## Data in this exercise
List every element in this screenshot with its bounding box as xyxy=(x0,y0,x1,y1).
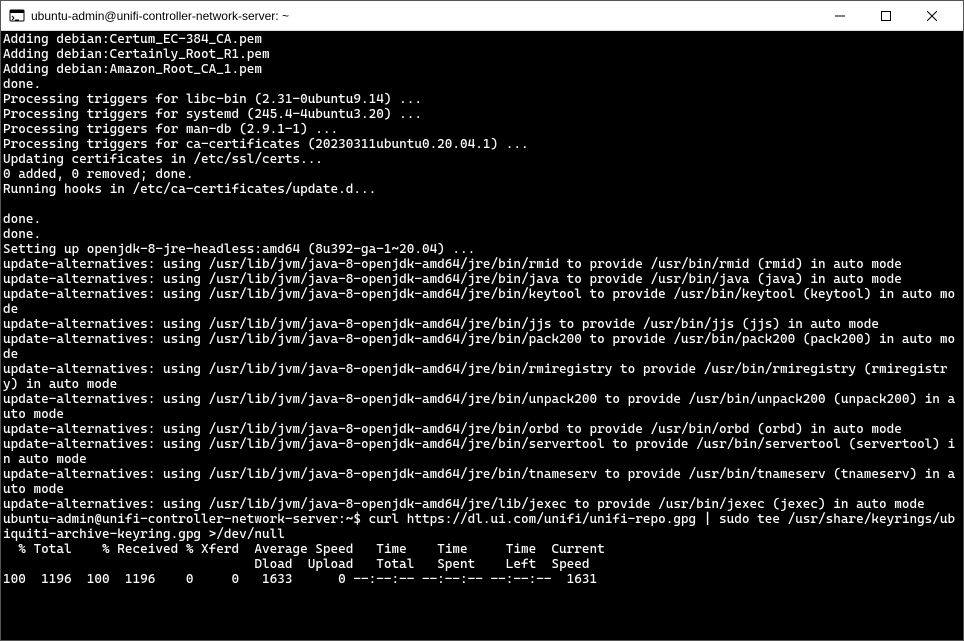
output-line: update-alternatives: using /usr/lib/jvm/… xyxy=(3,272,961,287)
output-line: update-alternatives: using /usr/lib/jvm/… xyxy=(3,317,961,332)
output-line: update-alternatives: using /usr/lib/jvm/… xyxy=(3,257,961,272)
output-line: done. xyxy=(3,212,961,227)
output-line: Processing triggers for libc-bin (2.31-0… xyxy=(3,92,961,107)
output-line: update-alternatives: using /usr/lib/jvm/… xyxy=(3,392,961,422)
output-line: update-alternatives: using /usr/lib/jvm/… xyxy=(3,332,961,362)
output-line: update-alternatives: using /usr/lib/jvm/… xyxy=(3,362,961,392)
maximize-icon xyxy=(881,11,891,21)
titlebar[interactable]: ubuntu-admin@unifi-controller-network-se… xyxy=(1,1,963,31)
output-line: Running hooks in /etc/ca-certificates/up… xyxy=(3,182,961,197)
output-line: Processing triggers for ca-certificates … xyxy=(3,137,961,152)
output-line: % Total % Received % Xferd Average Speed… xyxy=(3,542,961,557)
output-line: Adding debian:Certum_EC-384_CA.pem xyxy=(3,32,961,47)
terminal-output[interactable]: Adding debian:Certum_EC-384_CA.pemAdding… xyxy=(1,31,963,640)
output-line: Dload Upload Total Spent Left Speed xyxy=(3,557,961,572)
output-line: update-alternatives: using /usr/lib/jvm/… xyxy=(3,287,961,317)
minimize-button[interactable] xyxy=(817,1,863,31)
maximize-button[interactable] xyxy=(863,1,909,31)
output-line: done. xyxy=(3,77,961,92)
output-line: Processing triggers for man-db (2.9.1-1)… xyxy=(3,122,961,137)
output-line: update-alternatives: using /usr/lib/jvm/… xyxy=(3,497,961,512)
blank-line xyxy=(3,197,961,212)
output-line: Setting up openjdk-8-jre-headless:amd64 … xyxy=(3,242,961,257)
output-line: 0 added, 0 removed; done. xyxy=(3,167,961,182)
output-line: Adding debian:Amazon_Root_CA_1.pem xyxy=(3,62,961,77)
close-icon xyxy=(927,11,937,21)
prompt-line: ubuntu-admin@unifi-controller-network-se… xyxy=(3,512,961,542)
terminal-window: ubuntu-admin@unifi-controller-network-se… xyxy=(0,0,964,641)
output-line: 100 1196 100 1196 0 0 1633 0 --:--:-- --… xyxy=(3,572,961,587)
output-line: update-alternatives: using /usr/lib/jvm/… xyxy=(3,437,961,467)
output-line: Adding debian:Certainly_Root_R1.pem xyxy=(3,47,961,62)
output-line: Updating certificates in /etc/ssl/certs.… xyxy=(3,152,961,167)
minimize-icon xyxy=(835,11,845,21)
output-line: update-alternatives: using /usr/lib/jvm/… xyxy=(3,467,961,497)
output-line: Processing triggers for systemd (245.4-4… xyxy=(3,107,961,122)
app-icon xyxy=(9,8,25,24)
window-title: ubuntu-admin@unifi-controller-network-se… xyxy=(31,9,817,23)
output-line: done. xyxy=(3,227,961,242)
window-controls xyxy=(817,1,955,31)
output-line: update-alternatives: using /usr/lib/jvm/… xyxy=(3,422,961,437)
close-button[interactable] xyxy=(909,1,955,31)
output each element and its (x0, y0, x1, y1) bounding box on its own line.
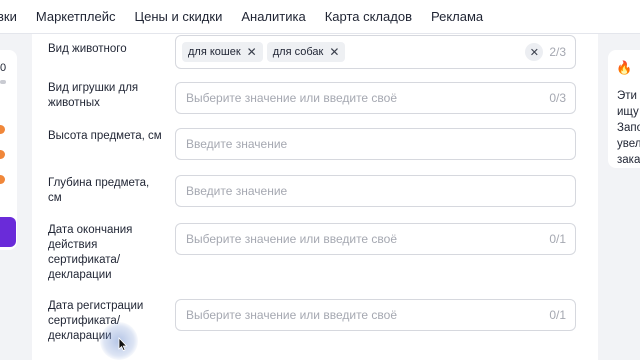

## Given task
Rewrite all the entries above with every "output-line" changed to "terminal-line" and everything else unchanged. Leave out the pictures.

## Completed exercise
List every element in this screenshot with its bounding box as xyxy=(x0,y0,x1,y1).
terminal-line: update-alternatives: using /usr/lib/jvm/… xyxy=(3,272,961,287)
terminal-line: update-alternatives: using /usr/lib/jvm/… xyxy=(3,317,961,332)
terminal-line: update-alternatives: using /usr/lib/jvm/… xyxy=(3,257,961,272)
terminal-line: done. xyxy=(3,212,961,227)
terminal-line: Processing triggers for libc-bin (2.31-0… xyxy=(3,92,961,107)
terminal-line: update-alternatives: using /usr/lib/jvm/… xyxy=(3,392,961,422)
terminal-line: update-alternatives: using /usr/lib/jvm/… xyxy=(3,332,961,362)
terminal-line: update-alternatives: using /usr/lib/jvm/… xyxy=(3,362,961,392)
maximize-icon xyxy=(881,11,891,21)
titlebar[interactable]: ubuntu-admin@unifi-controller-network-se… xyxy=(1,1,963,31)
terminal-line: Running hooks in /etc/ca-certificates/up… xyxy=(3,182,961,197)
terminal-line: Processing triggers for ca-certificates … xyxy=(3,137,961,152)
terminal-line: % Total % Received % Xferd Average Speed… xyxy=(3,542,961,557)
terminal-line: Adding debian:Certum_EC-384_CA.pem xyxy=(3,32,961,47)
terminal-output[interactable]: Adding debian:Certum_EC-384_CA.pemAdding… xyxy=(1,31,963,640)
terminal-line: Dload Upload Total Spent Left Speed xyxy=(3,557,961,572)
terminal-line: update-alternatives: using /usr/lib/jvm/… xyxy=(3,287,961,317)
minimize-button[interactable] xyxy=(817,1,863,31)
maximize-button[interactable] xyxy=(863,1,909,31)
terminal-line: done. xyxy=(3,77,961,92)
terminal-line: Processing triggers for man-db (2.9.1-1)… xyxy=(3,122,961,137)
terminal-line: update-alternatives: using /usr/lib/jvm/… xyxy=(3,497,961,512)
blank-line xyxy=(3,197,961,212)
terminal-line: Setting up openjdk-8-jre-headless:amd64 … xyxy=(3,242,961,257)
terminal-line: 0 added, 0 removed; done. xyxy=(3,167,961,182)
terminal-line: Adding debian:Amazon_Root_CA_1.pem xyxy=(3,62,961,77)
close-icon xyxy=(927,11,937,21)
prompt-line: ubuntu-admin@unifi-controller-network-se… xyxy=(3,512,961,542)
terminal-window: ubuntu-admin@unifi-controller-network-se… xyxy=(0,0,964,641)
terminal-line: 100 1196 100 1196 0 0 1633 0 --:--:-- --… xyxy=(3,572,961,587)
terminal-line: update-alternatives: using /usr/lib/jvm/… xyxy=(3,437,961,467)
terminal-line: Adding debian:Certainly_Root_R1.pem xyxy=(3,47,961,62)
terminal-line: Updating certificates in /etc/ssl/certs.… xyxy=(3,152,961,167)
minimize-icon xyxy=(835,11,845,21)
terminal-line: update-alternatives: using /usr/lib/jvm/… xyxy=(3,467,961,497)
terminal-line: Processing triggers for systemd (245.4-4… xyxy=(3,107,961,122)
app-icon xyxy=(9,8,25,24)
window-title: ubuntu-admin@unifi-controller-network-se… xyxy=(31,9,817,23)
terminal-line: done. xyxy=(3,227,961,242)
window-controls xyxy=(817,1,955,31)
terminal-line: update-alternatives: using /usr/lib/jvm/… xyxy=(3,422,961,437)
close-button[interactable] xyxy=(909,1,955,31)
output each element and its (x0, y0, x1, y1) bounding box on its own line.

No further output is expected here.